Aim: Lay out the data as a numbered list, starting with its first line and going on through the line containing "side-note-line: Command- <box>109 1242", with both of those lines included and blank lines left out.

§

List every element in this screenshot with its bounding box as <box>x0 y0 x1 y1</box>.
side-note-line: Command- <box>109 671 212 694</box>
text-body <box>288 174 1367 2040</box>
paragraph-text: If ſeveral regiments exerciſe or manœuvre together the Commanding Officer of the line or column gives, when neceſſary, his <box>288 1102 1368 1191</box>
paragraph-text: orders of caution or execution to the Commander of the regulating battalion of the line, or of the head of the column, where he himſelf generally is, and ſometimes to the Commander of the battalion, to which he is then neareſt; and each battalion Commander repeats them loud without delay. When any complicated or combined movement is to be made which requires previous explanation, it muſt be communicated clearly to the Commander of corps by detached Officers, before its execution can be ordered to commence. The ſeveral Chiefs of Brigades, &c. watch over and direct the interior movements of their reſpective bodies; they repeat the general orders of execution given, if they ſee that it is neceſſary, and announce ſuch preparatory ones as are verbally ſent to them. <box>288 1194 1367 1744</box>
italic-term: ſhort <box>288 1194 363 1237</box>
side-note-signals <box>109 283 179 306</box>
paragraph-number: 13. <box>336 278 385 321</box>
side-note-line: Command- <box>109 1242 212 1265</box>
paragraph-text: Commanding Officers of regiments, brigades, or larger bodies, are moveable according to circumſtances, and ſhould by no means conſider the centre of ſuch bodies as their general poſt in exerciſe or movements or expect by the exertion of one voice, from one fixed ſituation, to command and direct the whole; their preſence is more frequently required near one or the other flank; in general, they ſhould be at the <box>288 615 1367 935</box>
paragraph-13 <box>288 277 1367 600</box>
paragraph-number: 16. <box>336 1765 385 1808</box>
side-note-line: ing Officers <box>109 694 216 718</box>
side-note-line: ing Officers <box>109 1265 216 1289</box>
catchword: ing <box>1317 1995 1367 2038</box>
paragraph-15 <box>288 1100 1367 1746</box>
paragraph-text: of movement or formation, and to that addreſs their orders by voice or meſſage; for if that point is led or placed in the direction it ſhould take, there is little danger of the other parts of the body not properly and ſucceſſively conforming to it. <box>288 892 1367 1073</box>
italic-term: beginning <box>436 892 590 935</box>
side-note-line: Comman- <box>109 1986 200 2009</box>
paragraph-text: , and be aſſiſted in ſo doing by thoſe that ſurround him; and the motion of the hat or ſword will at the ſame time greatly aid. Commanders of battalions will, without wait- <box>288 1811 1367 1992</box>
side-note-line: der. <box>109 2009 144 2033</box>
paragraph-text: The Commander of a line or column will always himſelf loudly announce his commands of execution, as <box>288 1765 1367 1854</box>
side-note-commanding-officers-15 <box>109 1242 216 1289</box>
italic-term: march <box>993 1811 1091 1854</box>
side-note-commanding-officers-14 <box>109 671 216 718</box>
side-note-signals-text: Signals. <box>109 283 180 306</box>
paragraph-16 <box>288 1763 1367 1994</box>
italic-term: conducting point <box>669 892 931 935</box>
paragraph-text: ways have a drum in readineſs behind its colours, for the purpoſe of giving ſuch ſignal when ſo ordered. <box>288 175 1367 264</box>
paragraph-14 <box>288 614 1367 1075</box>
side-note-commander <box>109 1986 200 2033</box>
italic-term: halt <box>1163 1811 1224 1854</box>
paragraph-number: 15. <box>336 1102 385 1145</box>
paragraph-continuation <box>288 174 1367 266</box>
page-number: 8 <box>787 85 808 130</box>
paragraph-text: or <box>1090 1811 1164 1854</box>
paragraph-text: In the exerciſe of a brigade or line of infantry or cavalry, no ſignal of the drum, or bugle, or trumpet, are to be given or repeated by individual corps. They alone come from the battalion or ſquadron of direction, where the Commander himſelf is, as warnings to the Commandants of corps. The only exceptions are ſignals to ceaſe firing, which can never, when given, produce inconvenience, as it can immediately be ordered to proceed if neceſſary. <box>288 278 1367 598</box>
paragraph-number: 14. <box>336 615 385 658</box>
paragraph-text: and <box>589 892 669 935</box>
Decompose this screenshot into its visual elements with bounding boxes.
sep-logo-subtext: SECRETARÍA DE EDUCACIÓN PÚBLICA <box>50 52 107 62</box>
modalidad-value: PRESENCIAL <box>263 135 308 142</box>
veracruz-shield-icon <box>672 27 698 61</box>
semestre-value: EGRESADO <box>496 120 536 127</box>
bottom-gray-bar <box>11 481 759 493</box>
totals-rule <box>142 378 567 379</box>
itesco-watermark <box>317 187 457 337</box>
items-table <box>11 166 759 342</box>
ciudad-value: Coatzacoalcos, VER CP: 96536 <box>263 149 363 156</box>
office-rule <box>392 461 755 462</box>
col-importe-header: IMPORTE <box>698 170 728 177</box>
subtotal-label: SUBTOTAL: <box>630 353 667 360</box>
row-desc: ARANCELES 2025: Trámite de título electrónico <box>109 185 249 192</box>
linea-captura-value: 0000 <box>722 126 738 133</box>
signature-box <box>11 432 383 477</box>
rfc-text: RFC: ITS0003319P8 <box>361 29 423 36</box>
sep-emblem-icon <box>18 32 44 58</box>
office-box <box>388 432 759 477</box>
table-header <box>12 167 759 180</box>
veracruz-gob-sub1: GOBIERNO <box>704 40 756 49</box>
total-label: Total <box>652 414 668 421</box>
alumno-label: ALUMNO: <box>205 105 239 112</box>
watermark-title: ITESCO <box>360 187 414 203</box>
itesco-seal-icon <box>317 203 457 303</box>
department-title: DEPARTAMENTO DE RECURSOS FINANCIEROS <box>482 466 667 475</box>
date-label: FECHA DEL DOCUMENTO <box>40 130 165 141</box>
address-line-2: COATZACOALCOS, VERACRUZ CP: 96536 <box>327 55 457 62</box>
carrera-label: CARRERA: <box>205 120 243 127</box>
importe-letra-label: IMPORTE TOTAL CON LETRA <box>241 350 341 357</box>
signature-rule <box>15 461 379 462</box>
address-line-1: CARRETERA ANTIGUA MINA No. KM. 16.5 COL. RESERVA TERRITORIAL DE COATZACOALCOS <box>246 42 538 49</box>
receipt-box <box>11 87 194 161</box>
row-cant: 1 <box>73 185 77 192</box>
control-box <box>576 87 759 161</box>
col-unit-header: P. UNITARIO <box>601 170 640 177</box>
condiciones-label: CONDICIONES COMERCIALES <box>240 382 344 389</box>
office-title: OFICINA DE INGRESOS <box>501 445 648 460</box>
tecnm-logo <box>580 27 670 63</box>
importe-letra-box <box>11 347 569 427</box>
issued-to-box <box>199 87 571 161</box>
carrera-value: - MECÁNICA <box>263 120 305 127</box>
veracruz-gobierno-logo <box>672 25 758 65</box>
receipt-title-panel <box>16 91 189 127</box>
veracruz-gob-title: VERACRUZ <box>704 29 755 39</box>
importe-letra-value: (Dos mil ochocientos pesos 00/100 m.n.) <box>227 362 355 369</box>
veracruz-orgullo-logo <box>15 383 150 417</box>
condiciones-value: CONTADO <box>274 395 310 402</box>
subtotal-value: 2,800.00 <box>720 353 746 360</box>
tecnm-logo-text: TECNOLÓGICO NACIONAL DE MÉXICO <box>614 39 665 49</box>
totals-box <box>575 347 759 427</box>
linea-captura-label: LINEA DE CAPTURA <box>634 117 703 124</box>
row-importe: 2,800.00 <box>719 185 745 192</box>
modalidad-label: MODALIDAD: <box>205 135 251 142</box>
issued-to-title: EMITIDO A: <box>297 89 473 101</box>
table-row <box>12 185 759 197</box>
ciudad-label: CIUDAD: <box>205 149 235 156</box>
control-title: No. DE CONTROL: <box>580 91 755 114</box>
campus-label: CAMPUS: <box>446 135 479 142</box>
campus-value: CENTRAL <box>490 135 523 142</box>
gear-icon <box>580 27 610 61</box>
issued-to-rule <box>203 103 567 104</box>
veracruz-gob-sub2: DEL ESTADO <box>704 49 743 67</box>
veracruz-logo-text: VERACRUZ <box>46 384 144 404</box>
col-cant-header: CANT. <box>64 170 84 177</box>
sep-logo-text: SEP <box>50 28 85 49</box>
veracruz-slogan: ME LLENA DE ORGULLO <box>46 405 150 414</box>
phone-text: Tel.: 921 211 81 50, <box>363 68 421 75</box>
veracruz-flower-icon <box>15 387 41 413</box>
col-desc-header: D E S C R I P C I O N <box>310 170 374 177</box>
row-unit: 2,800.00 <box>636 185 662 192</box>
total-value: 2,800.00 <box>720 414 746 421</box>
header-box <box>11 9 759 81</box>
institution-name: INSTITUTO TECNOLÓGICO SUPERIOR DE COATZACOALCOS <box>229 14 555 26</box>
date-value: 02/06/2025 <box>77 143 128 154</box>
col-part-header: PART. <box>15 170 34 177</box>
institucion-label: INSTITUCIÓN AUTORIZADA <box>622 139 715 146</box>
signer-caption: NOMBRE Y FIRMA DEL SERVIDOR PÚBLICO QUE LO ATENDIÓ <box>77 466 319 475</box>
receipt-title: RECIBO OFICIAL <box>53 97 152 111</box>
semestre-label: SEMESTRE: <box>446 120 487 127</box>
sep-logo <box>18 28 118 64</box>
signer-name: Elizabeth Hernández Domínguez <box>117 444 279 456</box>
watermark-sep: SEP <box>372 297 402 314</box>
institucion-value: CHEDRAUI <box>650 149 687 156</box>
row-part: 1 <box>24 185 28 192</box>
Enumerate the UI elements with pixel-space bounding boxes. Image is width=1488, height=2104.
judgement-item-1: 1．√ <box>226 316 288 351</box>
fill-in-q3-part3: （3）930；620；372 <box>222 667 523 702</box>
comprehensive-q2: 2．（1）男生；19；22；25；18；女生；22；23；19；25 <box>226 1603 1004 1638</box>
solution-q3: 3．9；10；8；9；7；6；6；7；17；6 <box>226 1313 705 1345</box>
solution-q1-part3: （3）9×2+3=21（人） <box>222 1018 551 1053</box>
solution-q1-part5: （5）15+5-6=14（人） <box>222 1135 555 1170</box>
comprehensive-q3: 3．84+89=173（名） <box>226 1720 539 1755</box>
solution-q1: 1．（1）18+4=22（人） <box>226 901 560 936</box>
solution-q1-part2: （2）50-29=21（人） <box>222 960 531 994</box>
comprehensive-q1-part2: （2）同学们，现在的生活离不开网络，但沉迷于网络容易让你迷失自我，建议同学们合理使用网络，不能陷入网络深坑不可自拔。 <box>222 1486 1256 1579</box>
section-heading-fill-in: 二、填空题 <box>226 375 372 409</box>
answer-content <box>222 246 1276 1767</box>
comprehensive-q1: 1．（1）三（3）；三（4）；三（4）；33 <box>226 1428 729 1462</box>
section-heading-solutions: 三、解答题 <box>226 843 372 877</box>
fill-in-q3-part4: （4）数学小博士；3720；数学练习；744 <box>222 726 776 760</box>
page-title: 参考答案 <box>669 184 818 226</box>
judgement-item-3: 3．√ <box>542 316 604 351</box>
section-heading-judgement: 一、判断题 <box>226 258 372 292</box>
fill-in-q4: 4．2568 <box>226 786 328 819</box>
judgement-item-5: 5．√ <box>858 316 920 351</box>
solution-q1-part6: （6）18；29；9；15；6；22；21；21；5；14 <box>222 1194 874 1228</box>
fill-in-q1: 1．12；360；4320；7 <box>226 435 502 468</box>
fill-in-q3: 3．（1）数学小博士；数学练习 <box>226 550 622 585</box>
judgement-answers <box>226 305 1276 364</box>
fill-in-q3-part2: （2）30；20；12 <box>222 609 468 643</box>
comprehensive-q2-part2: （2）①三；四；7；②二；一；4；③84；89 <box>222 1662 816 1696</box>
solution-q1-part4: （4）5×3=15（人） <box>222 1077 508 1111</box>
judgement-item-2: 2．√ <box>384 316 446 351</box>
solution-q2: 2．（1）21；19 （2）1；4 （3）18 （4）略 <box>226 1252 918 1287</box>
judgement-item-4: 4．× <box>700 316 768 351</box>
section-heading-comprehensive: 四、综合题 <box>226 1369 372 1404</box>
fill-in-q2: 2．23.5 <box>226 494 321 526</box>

§

Task output:
1. List every element in this screenshot with its bounding box as <box>x0 y0 x1 y1</box>.
2. side-note-line: Command- <box>109 671 212 694</box>
3. text-body <box>288 174 1367 2040</box>
4. paragraph-text: If ſeveral regiments exerciſe or manœuvre together the Commanding Officer of the line or column gives, when neceſſary, his <box>288 1102 1368 1191</box>
5. paragraph-text: orders of caution or execution to the Commander of the regulating battalion of the line, or of the head of the column, where he himſelf generally is, and ſometimes to the Commander of the battalion, to which he is then neareſt; and each battalion Commander repeats them loud without delay. When any complicated or combined movement is to be made which requires previous explanation, it muſt be communicated clearly to the Commander of corps by detached Officers, before its execution can be ordered to commence. The ſeveral Chiefs of Brigades, &c. watch over and direct the interior movements of their reſpective bodies; they repeat the general orders of execution given, if they ſee that it is neceſſary, and announce ſuch preparatory ones as are verbally ſent to them. <box>288 1194 1367 1744</box>
6. italic-term: ſhort <box>288 1194 363 1237</box>
7. side-note-signals <box>109 283 179 306</box>
8. paragraph-number: 13. <box>336 278 385 321</box>
9. side-note-line: Command- <box>109 1242 212 1265</box>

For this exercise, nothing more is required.